== ACTIONS TO TAKE ==
(a) In the Marvin Ammori interview, how long was Ammori a fellow at Georgetown's media policy clinic?
(b) Write out the Marvin Ammori interview word for word, everything from "Berkman Center intern" down to "the local level.".

== SELECTED EXTRACT ==

Tomorrow, our guest at the Berkman Center luncheon series will be Marvin Ammori, the General Counsel of media reform organization Free Press and HLS Alum '03. He'll be speaking on "Network Neutrality and the FCC’s Internet Policy Statement: Biased Thoughts from a Lawyer Working with SavetheInternet.com & Free Press." The event will be webcast at 12:30pm ET.

Berkman Center intern Yvette Wohn recently caught up with Marvin, who shared his thoughts on media reform and regulation, net neutrality, and the future of the internet.

Q. Why did you choose to work for Free Press? Where does your interest in media reform come from?

I chose to work for Free Press because I respected their work and their staff, and believed Free Press was surprisingly effective.  I was a fellow for two-years at Georgetown’s media policy clinic, where I was outside counsel to a range of organizations interested in media policy.  During those two years, I worked primarily on media consolidation issues—issues centered on how many television or radio broadcast stations any one entity could own, mainly at the local level. 

During that time, I worked with Free Press on the media consolidation issues and then on what was in January, 2006, a new, below-the-radar issue—network neutrality.  I was impressed with Free Press’s work on network neutrality.  Its goal is to make media policy a political issue and to involve average citizens in media issues shaping our democracy.  It has both a top-notch policy shop educating legislators and an impressive outreach operation that can excite and organize members of the public.  So, shortly after Free Press’s successes with network neutrality last year, Free Press’s policy director suggested I work for Free Press, on internet issues.  I worked out a way to do it, though it required deferring a professorship.

== DATASET CONTENT ==
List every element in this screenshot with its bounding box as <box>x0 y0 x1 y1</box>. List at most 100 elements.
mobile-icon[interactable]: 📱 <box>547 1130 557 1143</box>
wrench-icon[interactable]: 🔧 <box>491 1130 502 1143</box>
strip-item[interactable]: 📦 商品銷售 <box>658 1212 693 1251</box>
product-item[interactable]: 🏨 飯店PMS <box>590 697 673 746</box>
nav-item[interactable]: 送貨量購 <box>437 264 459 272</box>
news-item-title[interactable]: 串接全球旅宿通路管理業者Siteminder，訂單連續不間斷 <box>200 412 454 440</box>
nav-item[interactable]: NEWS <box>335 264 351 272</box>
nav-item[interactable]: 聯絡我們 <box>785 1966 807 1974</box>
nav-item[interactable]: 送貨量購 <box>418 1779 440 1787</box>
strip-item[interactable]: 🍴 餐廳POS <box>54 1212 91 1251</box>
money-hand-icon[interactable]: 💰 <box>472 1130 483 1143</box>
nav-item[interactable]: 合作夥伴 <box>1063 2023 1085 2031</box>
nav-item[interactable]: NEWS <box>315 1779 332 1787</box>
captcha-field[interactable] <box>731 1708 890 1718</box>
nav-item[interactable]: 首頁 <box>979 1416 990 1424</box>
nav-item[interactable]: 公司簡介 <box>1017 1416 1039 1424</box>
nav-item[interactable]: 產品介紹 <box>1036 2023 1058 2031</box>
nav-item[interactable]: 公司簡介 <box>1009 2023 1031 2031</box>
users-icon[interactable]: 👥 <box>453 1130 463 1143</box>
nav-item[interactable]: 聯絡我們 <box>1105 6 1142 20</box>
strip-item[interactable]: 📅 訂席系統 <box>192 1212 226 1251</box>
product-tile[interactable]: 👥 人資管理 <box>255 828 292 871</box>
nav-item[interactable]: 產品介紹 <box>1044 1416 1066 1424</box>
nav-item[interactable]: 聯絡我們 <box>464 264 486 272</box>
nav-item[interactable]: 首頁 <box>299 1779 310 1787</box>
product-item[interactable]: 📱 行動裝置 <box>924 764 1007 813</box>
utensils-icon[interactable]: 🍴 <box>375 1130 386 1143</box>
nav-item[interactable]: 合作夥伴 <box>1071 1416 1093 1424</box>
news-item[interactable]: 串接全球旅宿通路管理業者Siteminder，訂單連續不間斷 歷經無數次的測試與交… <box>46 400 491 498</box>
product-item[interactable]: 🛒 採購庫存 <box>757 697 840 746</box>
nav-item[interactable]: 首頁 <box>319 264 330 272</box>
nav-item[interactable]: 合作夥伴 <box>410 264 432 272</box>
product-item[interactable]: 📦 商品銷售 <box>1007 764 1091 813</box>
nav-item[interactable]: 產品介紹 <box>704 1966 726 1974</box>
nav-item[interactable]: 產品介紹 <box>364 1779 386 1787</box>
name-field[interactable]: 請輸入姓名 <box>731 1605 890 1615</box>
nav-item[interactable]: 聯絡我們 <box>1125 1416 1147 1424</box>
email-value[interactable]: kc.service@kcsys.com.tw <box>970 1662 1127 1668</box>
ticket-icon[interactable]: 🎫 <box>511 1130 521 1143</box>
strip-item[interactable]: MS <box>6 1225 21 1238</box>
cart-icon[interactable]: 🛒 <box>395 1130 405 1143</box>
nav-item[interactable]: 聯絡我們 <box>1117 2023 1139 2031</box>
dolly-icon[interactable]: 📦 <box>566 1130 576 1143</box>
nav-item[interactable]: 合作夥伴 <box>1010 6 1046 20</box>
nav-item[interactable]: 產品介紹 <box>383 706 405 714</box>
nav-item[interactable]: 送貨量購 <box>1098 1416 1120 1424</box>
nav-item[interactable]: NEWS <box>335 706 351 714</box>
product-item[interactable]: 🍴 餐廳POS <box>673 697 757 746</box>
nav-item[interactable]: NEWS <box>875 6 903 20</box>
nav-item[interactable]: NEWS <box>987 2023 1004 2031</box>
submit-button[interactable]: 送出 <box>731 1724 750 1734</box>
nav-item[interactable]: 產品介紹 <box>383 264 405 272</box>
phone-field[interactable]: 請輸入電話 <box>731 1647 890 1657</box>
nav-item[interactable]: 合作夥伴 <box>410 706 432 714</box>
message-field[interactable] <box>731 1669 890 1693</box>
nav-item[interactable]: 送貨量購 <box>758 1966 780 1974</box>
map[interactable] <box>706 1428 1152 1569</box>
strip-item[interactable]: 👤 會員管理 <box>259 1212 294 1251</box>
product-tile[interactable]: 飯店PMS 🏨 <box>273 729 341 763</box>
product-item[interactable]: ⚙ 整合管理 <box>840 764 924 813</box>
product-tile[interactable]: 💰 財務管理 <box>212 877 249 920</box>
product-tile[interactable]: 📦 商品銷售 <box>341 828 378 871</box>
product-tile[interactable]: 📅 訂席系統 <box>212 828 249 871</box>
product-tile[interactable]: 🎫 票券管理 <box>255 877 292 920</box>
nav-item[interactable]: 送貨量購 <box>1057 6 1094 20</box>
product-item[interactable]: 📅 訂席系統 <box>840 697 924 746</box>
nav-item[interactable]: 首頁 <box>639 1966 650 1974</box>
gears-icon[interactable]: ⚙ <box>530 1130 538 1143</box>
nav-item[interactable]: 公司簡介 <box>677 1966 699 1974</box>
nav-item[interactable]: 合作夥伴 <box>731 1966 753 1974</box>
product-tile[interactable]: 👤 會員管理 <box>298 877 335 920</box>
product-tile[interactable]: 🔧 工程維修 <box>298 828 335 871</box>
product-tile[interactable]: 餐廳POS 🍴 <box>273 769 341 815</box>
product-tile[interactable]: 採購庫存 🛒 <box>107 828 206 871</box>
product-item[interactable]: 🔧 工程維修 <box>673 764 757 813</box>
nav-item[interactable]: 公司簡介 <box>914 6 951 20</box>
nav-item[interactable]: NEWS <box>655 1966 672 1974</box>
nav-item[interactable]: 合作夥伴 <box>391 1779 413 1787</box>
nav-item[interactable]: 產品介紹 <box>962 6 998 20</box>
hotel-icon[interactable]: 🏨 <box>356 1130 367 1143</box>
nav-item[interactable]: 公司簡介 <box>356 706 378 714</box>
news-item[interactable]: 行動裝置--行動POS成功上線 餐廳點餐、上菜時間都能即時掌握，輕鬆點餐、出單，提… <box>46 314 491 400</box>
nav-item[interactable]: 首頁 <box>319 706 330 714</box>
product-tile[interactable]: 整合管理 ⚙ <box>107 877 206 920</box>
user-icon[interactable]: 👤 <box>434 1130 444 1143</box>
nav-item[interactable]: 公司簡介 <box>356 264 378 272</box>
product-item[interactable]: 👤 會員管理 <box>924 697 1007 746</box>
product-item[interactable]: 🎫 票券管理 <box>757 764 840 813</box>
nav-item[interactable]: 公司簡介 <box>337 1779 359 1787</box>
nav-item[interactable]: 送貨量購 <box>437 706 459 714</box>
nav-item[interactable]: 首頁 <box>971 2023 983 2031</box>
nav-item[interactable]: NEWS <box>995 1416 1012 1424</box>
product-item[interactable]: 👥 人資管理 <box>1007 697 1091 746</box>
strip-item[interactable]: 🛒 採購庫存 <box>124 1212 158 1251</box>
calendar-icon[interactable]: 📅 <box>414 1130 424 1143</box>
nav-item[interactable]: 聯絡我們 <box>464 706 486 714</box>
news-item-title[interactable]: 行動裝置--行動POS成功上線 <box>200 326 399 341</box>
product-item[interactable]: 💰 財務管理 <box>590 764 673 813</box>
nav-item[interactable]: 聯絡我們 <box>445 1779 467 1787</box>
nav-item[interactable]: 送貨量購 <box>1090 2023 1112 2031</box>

== SOLUTION LIST ==
(a) Two years.

(b)
Berkman Center intern Yvette Wohn recently caught up with Marvin, who shared his thoughts on media reform and regulation, net neutrality, and the future of the internet.

Q. Why did you choose to work for Free Press? Where does your interest in media reform come from?

I chose to work for Free Press because I respected their work and their staff, and believed Free Press was surprisingly effective.  I was a fellow for two-years at Georgetown’s media policy clinic, where I was outside counsel to a range of organizations interested in media policy.  During those two years, I worked primarily on media consolidation issues—issues centered on how many television or radio broadcast stations any one entity could own, mainly at the local level.